* BEGIN Data entries *
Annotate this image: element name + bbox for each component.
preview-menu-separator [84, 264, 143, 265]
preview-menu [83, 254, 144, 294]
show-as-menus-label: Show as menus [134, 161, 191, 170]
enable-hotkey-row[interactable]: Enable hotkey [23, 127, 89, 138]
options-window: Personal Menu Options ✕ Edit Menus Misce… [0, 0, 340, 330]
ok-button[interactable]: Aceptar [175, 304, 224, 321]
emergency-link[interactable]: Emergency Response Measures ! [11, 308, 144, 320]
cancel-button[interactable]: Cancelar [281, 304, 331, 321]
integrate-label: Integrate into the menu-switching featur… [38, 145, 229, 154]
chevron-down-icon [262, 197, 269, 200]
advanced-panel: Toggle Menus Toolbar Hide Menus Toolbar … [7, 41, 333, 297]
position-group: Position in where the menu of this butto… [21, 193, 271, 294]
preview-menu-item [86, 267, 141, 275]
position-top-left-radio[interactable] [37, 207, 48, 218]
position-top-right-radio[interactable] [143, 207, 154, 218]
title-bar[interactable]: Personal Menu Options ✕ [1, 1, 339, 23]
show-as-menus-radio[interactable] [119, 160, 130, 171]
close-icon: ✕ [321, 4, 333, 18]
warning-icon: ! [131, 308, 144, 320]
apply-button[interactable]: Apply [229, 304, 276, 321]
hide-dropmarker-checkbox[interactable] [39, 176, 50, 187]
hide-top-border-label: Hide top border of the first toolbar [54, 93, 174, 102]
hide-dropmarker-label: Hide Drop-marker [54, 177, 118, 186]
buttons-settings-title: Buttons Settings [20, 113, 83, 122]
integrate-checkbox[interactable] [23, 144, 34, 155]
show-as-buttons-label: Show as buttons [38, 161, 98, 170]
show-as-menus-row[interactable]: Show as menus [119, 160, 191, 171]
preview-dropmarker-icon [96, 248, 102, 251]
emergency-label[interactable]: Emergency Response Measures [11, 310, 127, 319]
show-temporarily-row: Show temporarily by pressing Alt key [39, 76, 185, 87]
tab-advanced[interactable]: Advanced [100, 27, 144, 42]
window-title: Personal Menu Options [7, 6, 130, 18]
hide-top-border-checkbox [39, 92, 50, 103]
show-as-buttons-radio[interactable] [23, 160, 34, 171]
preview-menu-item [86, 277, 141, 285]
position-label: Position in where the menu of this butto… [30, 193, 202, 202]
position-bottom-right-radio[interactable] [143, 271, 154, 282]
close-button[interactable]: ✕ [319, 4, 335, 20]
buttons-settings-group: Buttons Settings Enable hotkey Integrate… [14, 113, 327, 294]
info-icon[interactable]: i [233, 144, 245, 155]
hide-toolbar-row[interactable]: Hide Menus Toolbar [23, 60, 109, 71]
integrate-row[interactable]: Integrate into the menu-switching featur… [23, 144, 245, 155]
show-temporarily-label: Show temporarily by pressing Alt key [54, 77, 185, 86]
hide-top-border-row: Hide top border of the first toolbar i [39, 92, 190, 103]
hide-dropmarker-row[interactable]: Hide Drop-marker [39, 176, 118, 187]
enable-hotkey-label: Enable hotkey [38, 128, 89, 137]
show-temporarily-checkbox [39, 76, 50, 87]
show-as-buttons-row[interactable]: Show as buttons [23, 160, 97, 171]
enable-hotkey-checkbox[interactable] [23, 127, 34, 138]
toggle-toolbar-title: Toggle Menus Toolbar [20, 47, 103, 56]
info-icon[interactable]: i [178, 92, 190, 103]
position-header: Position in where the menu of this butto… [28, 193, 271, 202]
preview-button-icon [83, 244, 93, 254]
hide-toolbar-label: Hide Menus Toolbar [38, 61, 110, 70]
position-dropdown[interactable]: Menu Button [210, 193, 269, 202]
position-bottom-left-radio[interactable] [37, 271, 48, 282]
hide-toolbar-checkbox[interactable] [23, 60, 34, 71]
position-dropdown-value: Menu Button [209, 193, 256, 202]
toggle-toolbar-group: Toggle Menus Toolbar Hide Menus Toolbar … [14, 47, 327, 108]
* END Data entries *
Aim: Rewrite the records from the first line up to and including the line that contains "show-as-buttons-label: Show as", changing "Drop-marker" to "Dropdown Marker" and keeping everything else the same.

Written reply:
Annotate this image: element name + bbox for each component.
preview-menu-separator [84, 264, 143, 265]
preview-menu [83, 254, 144, 294]
show-as-menus-label: Show as menus [134, 161, 191, 170]
enable-hotkey-row[interactable]: Enable hotkey [23, 127, 89, 138]
options-window: Personal Menu Options ✕ Edit Menus Misce… [0, 0, 340, 330]
ok-button[interactable]: Aceptar [175, 304, 224, 321]
emergency-link[interactable]: Emergency Response Measures ! [11, 308, 144, 320]
cancel-button[interactable]: Cancelar [281, 304, 331, 321]
integrate-label: Integrate into the menu-switching featur… [38, 145, 229, 154]
chevron-down-icon [262, 197, 269, 200]
advanced-panel: Toggle Menus Toolbar Hide Menus Toolbar … [7, 41, 333, 297]
position-group: Position in where the menu of this butto… [21, 193, 271, 294]
preview-menu-item [86, 267, 141, 275]
position-top-left-radio[interactable] [37, 207, 48, 218]
position-top-right-radio[interactable] [143, 207, 154, 218]
title-bar[interactable]: Personal Menu Options ✕ [1, 1, 339, 23]
show-as-menus-radio[interactable] [119, 160, 130, 171]
close-icon: ✕ [321, 4, 333, 18]
warning-icon: ! [131, 308, 144, 320]
apply-button[interactable]: Apply [229, 304, 276, 321]
hide-dropmarker-checkbox[interactable] [39, 176, 50, 187]
hide-top-border-label: Hide top border of the first toolbar [54, 93, 174, 102]
hide-dropmarker-label: Hide Dropdown Marker [54, 177, 118, 186]
buttons-settings-title: Buttons Settings [20, 113, 83, 122]
integrate-checkbox[interactable] [23, 144, 34, 155]
show-as-buttons-label: Show as buttons [38, 161, 98, 170]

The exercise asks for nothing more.